#### Data section:
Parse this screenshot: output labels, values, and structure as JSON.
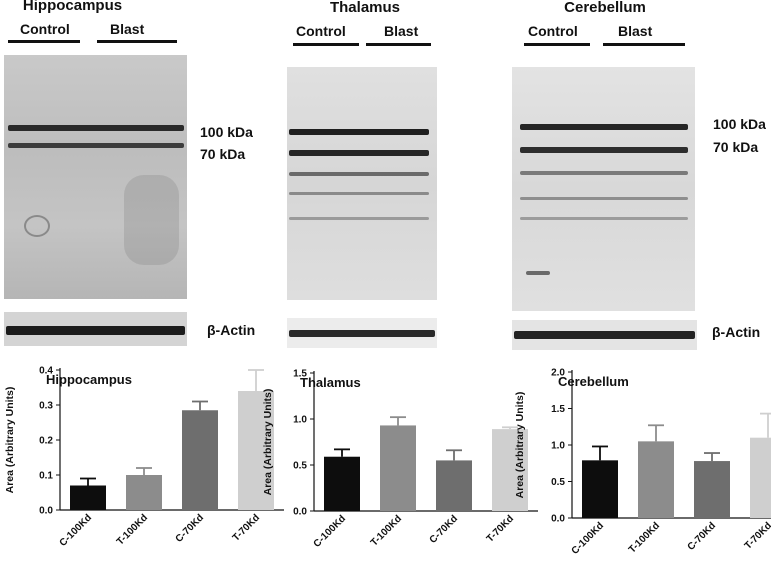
{
  "blots": [
    {
      "title": "Hippocampus",
      "groups": [
        "Control",
        "Blast"
      ],
      "markers": [
        "100 kDa",
        "70 kDa"
      ],
      "loading_control": "β-Actin"
    },
    {
      "title": "Thalamus",
      "groups": [
        "Control",
        "Blast"
      ],
      "markers": [],
      "loading_control": ""
    },
    {
      "title": "Cerebellum",
      "groups": [
        "Control",
        "Blast"
      ],
      "markers": [
        "100 kDa",
        "70 kDa"
      ],
      "loading_control": "β-Actin"
    }
  ],
  "chart_data": [
    {
      "type": "bar",
      "title": "Hippocampus",
      "ylabel": "Area (Arbitrary Units)",
      "categories": [
        "C-100Kd",
        "T-100Kd",
        "C-70Kd",
        "T-70Kd"
      ],
      "values": [
        0.07,
        0.1,
        0.285,
        0.34
      ],
      "errors": [
        0.02,
        0.02,
        0.025,
        0.06
      ],
      "colors": [
        "#0d0d0d",
        "#8c8c8c",
        "#6e6e6e",
        "#cfcfcf"
      ],
      "ylim": [
        0,
        0.4
      ],
      "yticks": [
        "0.0",
        "0.1",
        "0.2",
        "0.3",
        "0.4"
      ]
    },
    {
      "type": "bar",
      "title": "Thalamus",
      "ylabel": "Area (Arbitrary Units)",
      "categories": [
        "C-100Kd",
        "T-100Kd",
        "C-70Kd",
        "T-70Kd"
      ],
      "values": [
        0.59,
        0.93,
        0.55,
        0.89
      ],
      "errors": [
        0.08,
        0.09,
        0.11,
        0.02
      ],
      "colors": [
        "#0d0d0d",
        "#8c8c8c",
        "#6e6e6e",
        "#cfcfcf"
      ],
      "ylim": [
        0,
        1.5
      ],
      "yticks": [
        "0.0",
        "0.5",
        "1.0",
        "1.5"
      ]
    },
    {
      "type": "bar",
      "title": "Cerebellum",
      "ylabel": "Area (Arbitrary Units)",
      "categories": [
        "C-100Kd",
        "T-100Kd",
        "C-70Kd",
        "T-70Kd"
      ],
      "values": [
        0.79,
        1.05,
        0.78,
        1.1
      ],
      "errors": [
        0.19,
        0.22,
        0.11,
        0.33
      ],
      "colors": [
        "#0d0d0d",
        "#8c8c8c",
        "#6e6e6e",
        "#cfcfcf"
      ],
      "ylim": [
        0,
        2.0
      ],
      "yticks": [
        "0.0",
        "0.5",
        "1.0",
        "1.5",
        "2.0"
      ]
    }
  ]
}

#### Given exercise:
Exclude the pictures. Write out the remaining data exactly.

#### Solution to this exercise:
Parse this screenshot: output labels, values, and structure as JSON.
{
  "blots": [
    {
      "title": "Hippocampus",
      "groups": [
        "Control",
        "Blast"
      ],
      "markers": [
        "100 kDa",
        "70 kDa"
      ],
      "loading_control": "β-Actin"
    },
    {
      "title": "Thalamus",
      "groups": [
        "Control",
        "Blast"
      ],
      "markers": [],
      "loading_control": ""
    },
    {
      "title": "Cerebellum",
      "groups": [
        "Control",
        "Blast"
      ],
      "markers": [
        "100 kDa",
        "70 kDa"
      ],
      "loading_control": "β-Actin"
    }
  ],
  "chart_data": [
    {
      "type": "bar",
      "title": "Hippocampus",
      "ylabel": "Area (Arbitrary Units)",
      "categories": [
        "C-100Kd",
        "T-100Kd",
        "C-70Kd",
        "T-70Kd"
      ],
      "values": [
        0.07,
        0.1,
        0.285,
        0.34
      ],
      "errors": [
        0.02,
        0.02,
        0.025,
        0.06
      ],
      "colors": [
        "#0d0d0d",
        "#8c8c8c",
        "#6e6e6e",
        "#cfcfcf"
      ],
      "ylim": [
        0,
        0.4
      ],
      "yticks": [
        "0.0",
        "0.1",
        "0.2",
        "0.3",
        "0.4"
      ]
    },
    {
      "type": "bar",
      "title": "Thalamus",
      "ylabel": "Area (Arbitrary Units)",
      "categories": [
        "C-100Kd",
        "T-100Kd",
        "C-70Kd",
        "T-70Kd"
      ],
      "values": [
        0.59,
        0.93,
        0.55,
        0.89
      ],
      "errors": [
        0.08,
        0.09,
        0.11,
        0.02
      ],
      "colors": [
        "#0d0d0d",
        "#8c8c8c",
        "#6e6e6e",
        "#cfcfcf"
      ],
      "ylim": [
        0,
        1.5
      ],
      "yticks": [
        "0.0",
        "0.5",
        "1.0",
        "1.5"
      ]
    },
    {
      "type": "bar",
      "title": "Cerebellum",
      "ylabel": "Area (Arbitrary Units)",
      "categories": [
        "C-100Kd",
        "T-100Kd",
        "C-70Kd",
        "T-70Kd"
      ],
      "values": [
        0.79,
        1.05,
        0.78,
        1.1
      ],
      "errors": [
        0.19,
        0.22,
        0.11,
        0.33
      ],
      "colors": [
        "#0d0d0d",
        "#8c8c8c",
        "#6e6e6e",
        "#cfcfcf"
      ],
      "ylim": [
        0,
        2.0
      ],
      "yticks": [
        "0.0",
        "0.5",
        "1.0",
        "1.5",
        "2.0"
      ]
    }
  ]
}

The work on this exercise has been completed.